**Extracted entries**.
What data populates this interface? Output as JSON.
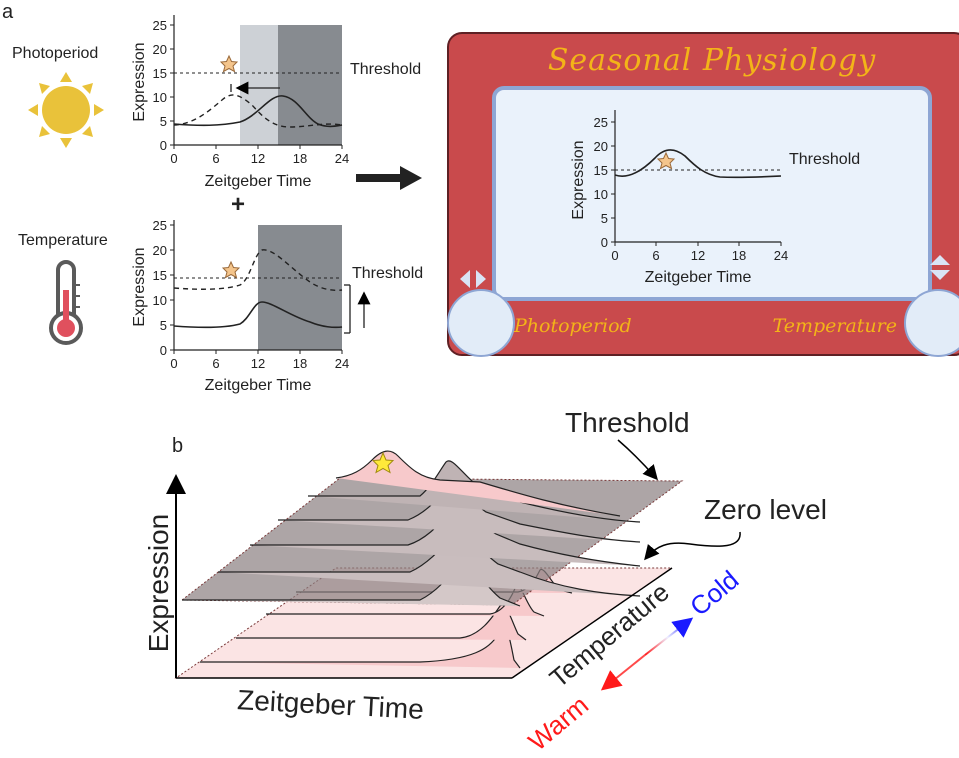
{
  "panel_a": {
    "label": "a",
    "photoperiod_label": "Photoperiod",
    "temperature_label": "Temperature",
    "plus": "+",
    "plots": {
      "y_label": "Expression",
      "x_label": "Zeitgeber Time",
      "y_ticks": [
        "0",
        "5",
        "10",
        "15",
        "20",
        "25"
      ],
      "x_ticks": [
        "0",
        "6",
        "12",
        "18",
        "24"
      ],
      "threshold_label": "Threshold"
    },
    "etch_a_sketch": {
      "title": "Seasonal Physiology",
      "left_knob_label": "Photoperiod",
      "right_knob_label": "Temperature"
    }
  },
  "panel_b": {
    "label": "b",
    "threshold_label": "Threshold",
    "zero_level_label": "Zero level",
    "y_axis_label": "Expression",
    "x_axis_label": "Zeitgeber Time",
    "depth_axis_label": "Temperature",
    "cold_label": "Cold",
    "warm_label": "Warm"
  },
  "colors": {
    "frame_red": "#c94a4c",
    "title_gold": "#f3b418",
    "screen_bg": "#eaf2fb",
    "screen_border": "#8ea6d4",
    "sun": "#e9c23a",
    "thermometer_red": "#e0505e",
    "night_dark": "#878b90",
    "night_light": "#cdd1d6",
    "pink_fill": "#f7c9cb",
    "pink_light": "#fbe4e4",
    "gray_plane": "#8a7f80",
    "cold_blue": "#1a1aff",
    "warm_red": "#ff1a1a"
  },
  "icons": [
    "sun-icon",
    "thermometer-icon",
    "star-icon",
    "arrow-right-icon",
    "left-right-arrows-icon",
    "up-down-arrows-icon"
  ]
}
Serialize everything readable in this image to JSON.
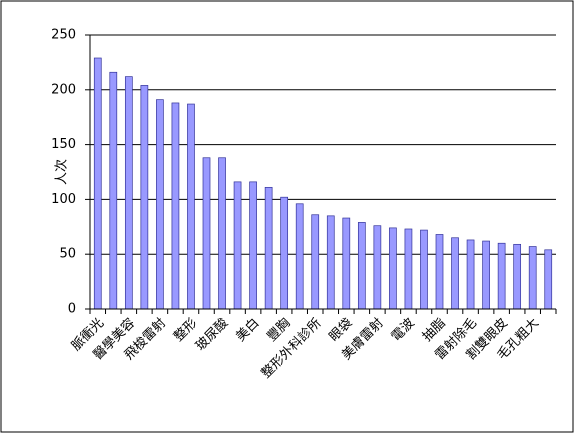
{
  "chart_data": {
    "type": "bar",
    "y_label": "人次",
    "categories": [
      "脈衝光",
      null,
      "醫學美容",
      null,
      "飛梭雷射",
      null,
      "整形",
      null,
      "玻尿酸",
      null,
      "美白",
      null,
      "豐胸",
      null,
      "整形外科診所",
      null,
      "眼袋",
      null,
      "美膚雷射",
      null,
      "電波",
      null,
      "抽脂",
      null,
      "雷射除毛",
      null,
      "割雙眼皮",
      null,
      "毛孔粗大",
      null
    ],
    "values": [
      229,
      216,
      212,
      204,
      191,
      188,
      187,
      138,
      138,
      116,
      116,
      111,
      102,
      96,
      86,
      85,
      83,
      79,
      76,
      74,
      73,
      72,
      68,
      65,
      63,
      62,
      60,
      59,
      57,
      54
    ],
    "color": "#9999ff",
    "ylim": [
      0,
      250
    ],
    "yticks": [
      0,
      50,
      100,
      150,
      200,
      250
    ],
    "grid": true
  }
}
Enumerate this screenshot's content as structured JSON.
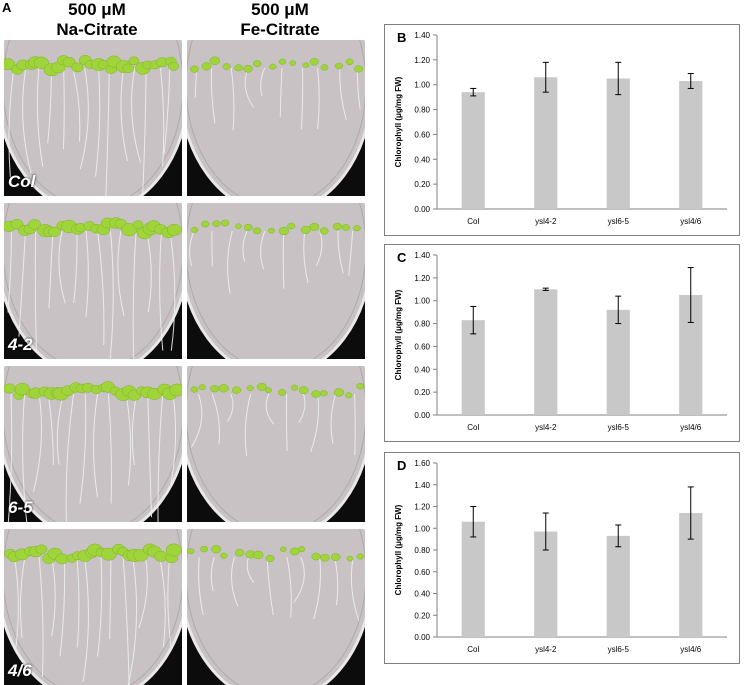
{
  "panel_a": {
    "letter": "A",
    "columns": [
      {
        "line1": "500 μM",
        "line2": "Na-Citrate"
      },
      {
        "line1": "500 μM",
        "line2": "Fe-Citrate"
      }
    ],
    "rows": [
      "Col",
      "4-2",
      "6-5",
      "4/6"
    ]
  },
  "colors": {
    "bar_fill": "#c8c8c8",
    "axis": "#808080",
    "seedling_green": "#9fd43a",
    "agar": "#c9c2c4",
    "background": "#0c0c0c"
  },
  "chart_data": [
    {
      "panel": "B",
      "type": "bar",
      "categories": [
        "Col",
        "ysl4-2",
        "ysl6-5",
        "ysl4/6"
      ],
      "values": [
        0.94,
        1.06,
        1.05,
        1.03
      ],
      "errors": [
        0.03,
        0.12,
        0.13,
        0.06
      ],
      "ylabel": "Chlorophyll (μg/mg FW)",
      "ylim": [
        0,
        1.4
      ],
      "yticks": [
        "0.00",
        "0.20",
        "0.40",
        "0.60",
        "0.80",
        "1.00",
        "1.20",
        "1.40"
      ],
      "grid": false
    },
    {
      "panel": "C",
      "type": "bar",
      "categories": [
        "Col",
        "ysl4-2",
        "ysl6-5",
        "ysl4/6"
      ],
      "values": [
        0.83,
        1.1,
        0.92,
        1.05
      ],
      "errors": [
        0.12,
        0.01,
        0.12,
        0.24
      ],
      "ylabel": "Chlorophyll (μg/mg FW)",
      "ylim": [
        0,
        1.4
      ],
      "yticks": [
        "0.00",
        "0.20",
        "0.40",
        "0.60",
        "0.80",
        "1.00",
        "1.20",
        "1.40"
      ],
      "grid": false
    },
    {
      "panel": "D",
      "type": "bar",
      "categories": [
        "Col",
        "ysl4-2",
        "ysl6-5",
        "ysl4/6"
      ],
      "values": [
        1.06,
        0.97,
        0.93,
        1.14
      ],
      "errors": [
        0.14,
        0.17,
        0.1,
        0.24
      ],
      "ylabel": "Chlorophyll (μg/mg FW)",
      "ylim": [
        0,
        1.6
      ],
      "yticks": [
        "0.00",
        "0.20",
        "0.40",
        "0.60",
        "0.80",
        "1.00",
        "1.20",
        "1.40",
        "1.60"
      ],
      "grid": false
    }
  ]
}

**Exercise**. Reproduce the material in full, word for word, and omit the pictures.

**Task answer**.
What data populates this interface? Output as JSON.
{
  "panel_a": {
    "label": "a",
    "photoperiod_label": "Photoperiod",
    "temperature_label": "Temperature",
    "plus": "+",
    "plots": {
      "y_label": "Expression",
      "x_label": "Zeitgeber Time",
      "y_ticks": [
        "0",
        "5",
        "10",
        "15",
        "20",
        "25"
      ],
      "x_ticks": [
        "0",
        "6",
        "12",
        "18",
        "24"
      ],
      "threshold_label": "Threshold"
    },
    "etch_a_sketch": {
      "title": "Seasonal Physiology",
      "left_knob_label": "Photoperiod",
      "right_knob_label": "Temperature"
    }
  },
  "panel_b": {
    "label": "b",
    "threshold_label": "Threshold",
    "zero_level_label": "Zero level",
    "y_axis_label": "Expression",
    "x_axis_label": "Zeitgeber Time",
    "depth_axis_label": "Temperature",
    "cold_label": "Cold",
    "warm_label": "Warm"
  },
  "colors": {
    "frame_red": "#c94a4c",
    "title_gold": "#f3b418",
    "screen_bg": "#eaf2fb",
    "screen_border": "#8ea6d4",
    "sun": "#e9c23a",
    "thermometer_red": "#e0505e",
    "night_dark": "#878b90",
    "night_light": "#cdd1d6",
    "pink_fill": "#f7c9cb",
    "pink_light": "#fbe4e4",
    "gray_plane": "#8a7f80",
    "cold_blue": "#1a1aff",
    "warm_red": "#ff1a1a"
  },
  "icons": [
    "sun-icon",
    "thermometer-icon",
    "star-icon",
    "arrow-right-icon",
    "left-right-arrows-icon",
    "up-down-arrows-icon"
  ]
}
Serialize everything readable in this image to JSON.
{
  "chart_data": {
    "type": "bar",
    "y_label": "人次",
    "categories": [
      "脈衝光",
      null,
      "醫學美容",
      null,
      "飛梭雷射",
      null,
      "整形",
      null,
      "玻尿酸",
      null,
      "美白",
      null,
      "豐胸",
      null,
      "整形外科診所",
      null,
      "眼袋",
      null,
      "美膚雷射",
      null,
      "電波",
      null,
      "抽脂",
      null,
      "雷射除毛",
      null,
      "割雙眼皮",
      null,
      "毛孔粗大",
      null
    ],
    "values": [
      229,
      216,
      212,
      204,
      191,
      188,
      187,
      138,
      138,
      116,
      116,
      111,
      102,
      96,
      86,
      85,
      83,
      79,
      76,
      74,
      73,
      72,
      68,
      65,
      63,
      62,
      60,
      59,
      57,
      54
    ],
    "color": "#9999ff",
    "ylim": [
      0,
      250
    ],
    "yticks": [
      0,
      50,
      100,
      150,
      200,
      250
    ],
    "grid": true
  }
}
Enumerate this screenshot's content as structured JSON.
{
  "panel_a": {
    "letter": "A",
    "columns": [
      {
        "line1": "500 μM",
        "line2": "Na-Citrate"
      },
      {
        "line1": "500 μM",
        "line2": "Fe-Citrate"
      }
    ],
    "rows": [
      "Col",
      "4-2",
      "6-5",
      "4/6"
    ]
  },
  "colors": {
    "bar_fill": "#c8c8c8",
    "axis": "#808080",
    "seedling_green": "#9fd43a",
    "agar": "#c9c2c4",
    "background": "#0c0c0c"
  },
  "chart_data": [
    {
      "panel": "B",
      "type": "bar",
      "categories": [
        "Col",
        "ysl4-2",
        "ysl6-5",
        "ysl4/6"
      ],
      "values": [
        0.94,
        1.06,
        1.05,
        1.03
      ],
      "errors": [
        0.03,
        0.12,
        0.13,
        0.06
      ],
      "ylabel": "Chlorophyll (μg/mg FW)",
      "ylim": [
        0,
        1.4
      ],
      "yticks": [
        "0.00",
        "0.20",
        "0.40",
        "0.60",
        "0.80",
        "1.00",
        "1.20",
        "1.40"
      ],
      "grid": false
    },
    {
      "panel": "C",
      "type": "bar",
      "categories": [
        "Col",
        "ysl4-2",
        "ysl6-5",
        "ysl4/6"
      ],
      "values": [
        0.83,
        1.1,
        0.92,
        1.05
      ],
      "errors": [
        0.12,
        0.01,
        0.12,
        0.24
      ],
      "ylabel": "Chlorophyll (μg/mg FW)",
      "ylim": [
        0,
        1.4
      ],
      "yticks": [
        "0.00",
        "0.20",
        "0.40",
        "0.60",
        "0.80",
        "1.00",
        "1.20",
        "1.40"
      ],
      "grid": false
    },
    {
      "panel": "D",
      "type": "bar",
      "categories": [
        "Col",
        "ysl4-2",
        "ysl6-5",
        "ysl4/6"
      ],
      "values": [
        1.06,
        0.97,
        0.93,
        1.14
      ],
      "errors": [
        0.14,
        0.17,
        0.1,
        0.24
      ],
      "ylabel": "Chlorophyll (μg/mg FW)",
      "ylim": [
        0,
        1.6
      ],
      "yticks": [
        "0.00",
        "0.20",
        "0.40",
        "0.60",
        "0.80",
        "1.00",
        "1.20",
        "1.40",
        "1.60"
      ],
      "grid": false
    }
  ]
}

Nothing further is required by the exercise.